As described above, the gas-insulated switchgear 91 of the first embodiment can prevent diffusion of the arc 30. Further, the gas-insulated switchgear 91 can be obtained at low cost by reducing the plate thickness of the fixed-side arc shield 13 made of an expensive arc-resistant member.
The fixed-side arc shield 13b of the second embodiment includes a central portion 13t, where the arc 30 attaches, made of an arc-resistant member in which an opening 13x is formed, and an annular peripheral portion 13s, where the arc 30 scarcely attaches, made of an inexpensive material that is equivalent to the fixed-side shield 12. The peripheral portion 13s connects the central portion 13t and the fixed-side shield 12. The expensive arc-resistant member is used in a small part of the fixed-side arc shield 13b of the second embodiment, so that the gas-insulated switchgear 92 can be produced at lower cost.
The fixed-side shield 12c of the third embodiment has an outer diameter smaller than that of the fixed-side shield 12 of the first and second embodiments. Further, an insulating member 14 made of such as epoxy resin covers an outer peripheral portion of the fixed-side shield 12c and an area up to a connecting portion to a fixed-side arc shield 13c made of an arc-resistant member, the connecting portion being a front end portion facing the movable-side electrode 20.
The fixed-side arc shield 13c of the third embodiment is of the same size as the central portion 13t of the fixed-side arc shield 13b of the second embodiment. The fixed-side shield 12c of the third embodiment is covered with the insulating member 14. This enhances insulation properties and makes the attachment of the arc 30 difficult, so that the outer diameter of the fixed-side shield 12c can be made small.
The annular permanent magnet 15 is disposed on the rear side of the fixed-side arc shield 13c of the fourth embodiment in the vicinity of an opening 13x. An insulating sheet 17 is placed between the permanent magnet 15 and the fixed-side arc shield 13c, and the permanent magnet 15 is fixed with a holding plate 16.

TASK TO CARRY OUT: Does each statement agree with the switchgear text? Answer yes or no for each and quote the deciding words from the text: (a) the peripheral portion 13s of the second embodiment is made of an arc-resistant member; (b) the fixed-side shield 12c of the third embodiment has a smaller outer diameter than the fixed-side shield 12 of the first and second embodiments; (c) in the fourth embodiment, an insulating sheet sits between the permanent magnet 15 and the fixed-side arc shield 13c.

DATA EXCERPTS:
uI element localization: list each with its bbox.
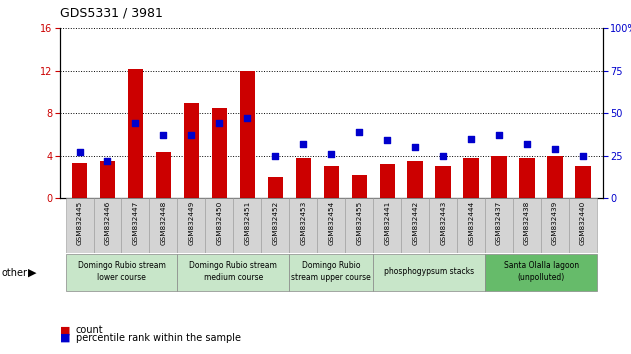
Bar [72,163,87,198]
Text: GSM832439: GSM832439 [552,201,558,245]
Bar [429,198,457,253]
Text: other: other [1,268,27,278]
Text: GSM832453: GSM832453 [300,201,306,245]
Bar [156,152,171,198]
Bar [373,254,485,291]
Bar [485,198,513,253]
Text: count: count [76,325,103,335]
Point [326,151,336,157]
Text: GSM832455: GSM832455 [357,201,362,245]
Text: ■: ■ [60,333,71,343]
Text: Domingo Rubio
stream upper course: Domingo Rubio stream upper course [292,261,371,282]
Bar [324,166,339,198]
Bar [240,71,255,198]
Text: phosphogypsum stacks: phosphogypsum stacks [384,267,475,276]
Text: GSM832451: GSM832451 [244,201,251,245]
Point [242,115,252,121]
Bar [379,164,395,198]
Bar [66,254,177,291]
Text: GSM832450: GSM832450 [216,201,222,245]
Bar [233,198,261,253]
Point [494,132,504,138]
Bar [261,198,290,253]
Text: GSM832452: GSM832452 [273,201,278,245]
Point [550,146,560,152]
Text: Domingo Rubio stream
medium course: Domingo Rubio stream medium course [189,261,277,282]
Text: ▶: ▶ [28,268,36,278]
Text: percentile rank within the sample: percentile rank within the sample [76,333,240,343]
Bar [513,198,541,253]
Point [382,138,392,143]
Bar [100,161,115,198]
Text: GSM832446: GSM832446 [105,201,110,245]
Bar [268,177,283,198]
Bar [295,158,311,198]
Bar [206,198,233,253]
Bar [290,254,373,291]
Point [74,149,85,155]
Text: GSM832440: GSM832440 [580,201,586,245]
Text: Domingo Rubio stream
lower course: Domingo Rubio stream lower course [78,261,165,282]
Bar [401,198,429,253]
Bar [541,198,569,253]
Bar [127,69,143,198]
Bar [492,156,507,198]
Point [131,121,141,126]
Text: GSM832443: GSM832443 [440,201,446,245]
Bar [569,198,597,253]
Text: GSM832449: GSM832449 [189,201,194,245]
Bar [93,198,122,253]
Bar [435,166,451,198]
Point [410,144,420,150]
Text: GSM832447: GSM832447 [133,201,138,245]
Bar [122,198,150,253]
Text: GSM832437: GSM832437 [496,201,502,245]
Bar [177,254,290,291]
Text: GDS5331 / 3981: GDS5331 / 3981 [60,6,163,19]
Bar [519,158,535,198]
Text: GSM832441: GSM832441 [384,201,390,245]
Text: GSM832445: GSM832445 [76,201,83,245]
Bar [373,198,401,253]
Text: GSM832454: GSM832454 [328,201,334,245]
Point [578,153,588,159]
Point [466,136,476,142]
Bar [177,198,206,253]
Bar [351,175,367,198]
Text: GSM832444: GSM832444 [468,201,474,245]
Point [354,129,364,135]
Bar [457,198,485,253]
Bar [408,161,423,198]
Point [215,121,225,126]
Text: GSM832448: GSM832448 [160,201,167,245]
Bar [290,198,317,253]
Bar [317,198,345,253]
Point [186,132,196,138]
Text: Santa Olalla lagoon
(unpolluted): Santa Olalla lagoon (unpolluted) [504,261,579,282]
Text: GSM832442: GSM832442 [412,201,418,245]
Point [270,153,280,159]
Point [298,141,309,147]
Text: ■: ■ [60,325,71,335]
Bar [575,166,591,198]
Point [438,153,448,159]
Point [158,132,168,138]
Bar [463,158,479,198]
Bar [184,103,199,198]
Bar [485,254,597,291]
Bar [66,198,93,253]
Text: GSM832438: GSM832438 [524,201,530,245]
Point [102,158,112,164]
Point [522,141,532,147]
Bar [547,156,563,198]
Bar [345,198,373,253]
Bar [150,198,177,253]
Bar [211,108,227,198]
--
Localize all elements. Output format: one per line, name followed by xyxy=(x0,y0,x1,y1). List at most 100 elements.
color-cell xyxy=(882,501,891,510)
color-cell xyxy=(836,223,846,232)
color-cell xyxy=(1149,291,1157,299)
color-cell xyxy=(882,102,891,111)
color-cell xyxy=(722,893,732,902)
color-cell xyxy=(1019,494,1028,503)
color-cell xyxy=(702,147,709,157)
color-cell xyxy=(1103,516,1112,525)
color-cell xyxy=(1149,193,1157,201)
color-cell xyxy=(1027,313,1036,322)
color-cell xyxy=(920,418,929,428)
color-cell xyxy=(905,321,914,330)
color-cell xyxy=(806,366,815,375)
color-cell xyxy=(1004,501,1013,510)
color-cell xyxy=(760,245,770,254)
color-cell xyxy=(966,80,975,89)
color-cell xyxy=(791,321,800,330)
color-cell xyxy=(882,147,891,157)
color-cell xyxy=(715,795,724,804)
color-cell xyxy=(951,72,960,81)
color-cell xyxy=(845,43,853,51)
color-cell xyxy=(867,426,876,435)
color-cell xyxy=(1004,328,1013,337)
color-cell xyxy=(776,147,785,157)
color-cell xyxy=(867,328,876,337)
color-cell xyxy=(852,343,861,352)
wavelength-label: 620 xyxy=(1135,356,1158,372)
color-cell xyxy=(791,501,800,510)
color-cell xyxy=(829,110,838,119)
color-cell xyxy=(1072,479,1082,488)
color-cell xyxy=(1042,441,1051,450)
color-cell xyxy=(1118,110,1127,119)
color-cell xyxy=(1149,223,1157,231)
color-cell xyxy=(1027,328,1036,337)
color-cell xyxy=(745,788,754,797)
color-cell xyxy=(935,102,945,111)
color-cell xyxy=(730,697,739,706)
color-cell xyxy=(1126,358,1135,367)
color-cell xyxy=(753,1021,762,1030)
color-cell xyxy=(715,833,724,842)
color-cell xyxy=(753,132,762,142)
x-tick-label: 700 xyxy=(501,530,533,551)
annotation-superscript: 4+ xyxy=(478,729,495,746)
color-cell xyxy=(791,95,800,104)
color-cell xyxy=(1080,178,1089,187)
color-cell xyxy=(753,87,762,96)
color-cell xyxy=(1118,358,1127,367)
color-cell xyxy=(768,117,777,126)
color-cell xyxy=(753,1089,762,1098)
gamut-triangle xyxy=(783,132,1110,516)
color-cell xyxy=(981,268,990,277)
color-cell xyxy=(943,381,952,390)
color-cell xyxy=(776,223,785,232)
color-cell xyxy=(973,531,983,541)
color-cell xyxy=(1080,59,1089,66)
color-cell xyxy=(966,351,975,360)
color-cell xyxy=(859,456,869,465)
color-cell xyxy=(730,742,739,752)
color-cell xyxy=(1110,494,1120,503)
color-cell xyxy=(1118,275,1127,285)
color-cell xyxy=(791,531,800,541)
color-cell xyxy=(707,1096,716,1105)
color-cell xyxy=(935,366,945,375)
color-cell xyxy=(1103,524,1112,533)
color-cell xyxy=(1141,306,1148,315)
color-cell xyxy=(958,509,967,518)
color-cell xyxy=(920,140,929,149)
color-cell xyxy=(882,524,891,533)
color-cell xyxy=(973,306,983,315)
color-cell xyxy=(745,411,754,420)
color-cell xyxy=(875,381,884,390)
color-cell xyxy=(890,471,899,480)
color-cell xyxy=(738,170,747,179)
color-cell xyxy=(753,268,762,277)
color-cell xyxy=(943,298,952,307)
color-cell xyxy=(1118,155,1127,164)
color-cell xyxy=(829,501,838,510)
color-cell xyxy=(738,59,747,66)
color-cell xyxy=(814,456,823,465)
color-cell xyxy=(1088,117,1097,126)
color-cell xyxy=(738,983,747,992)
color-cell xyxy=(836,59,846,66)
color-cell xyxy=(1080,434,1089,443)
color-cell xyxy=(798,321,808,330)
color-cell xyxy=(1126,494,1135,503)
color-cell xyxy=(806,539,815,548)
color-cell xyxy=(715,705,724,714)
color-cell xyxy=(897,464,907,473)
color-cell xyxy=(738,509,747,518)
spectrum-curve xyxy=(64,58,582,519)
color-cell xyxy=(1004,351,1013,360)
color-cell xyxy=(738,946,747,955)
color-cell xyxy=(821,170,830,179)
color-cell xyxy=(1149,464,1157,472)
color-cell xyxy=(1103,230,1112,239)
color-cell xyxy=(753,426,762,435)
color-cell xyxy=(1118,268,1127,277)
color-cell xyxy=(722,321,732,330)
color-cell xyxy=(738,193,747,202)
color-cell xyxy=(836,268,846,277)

WRITTEN RESPONSE:
(a) No: "made of an inexpensive material that is equivalent to the fixed-side shield 12"
(b) Yes: "has an outer diameter smaller than that of the fixed-side shield 12 of the first and second embodiments"
(c) Yes: "An insulating sheet 17 is placed between the permanent magnet 15 and the fixed-side arc shield 13c"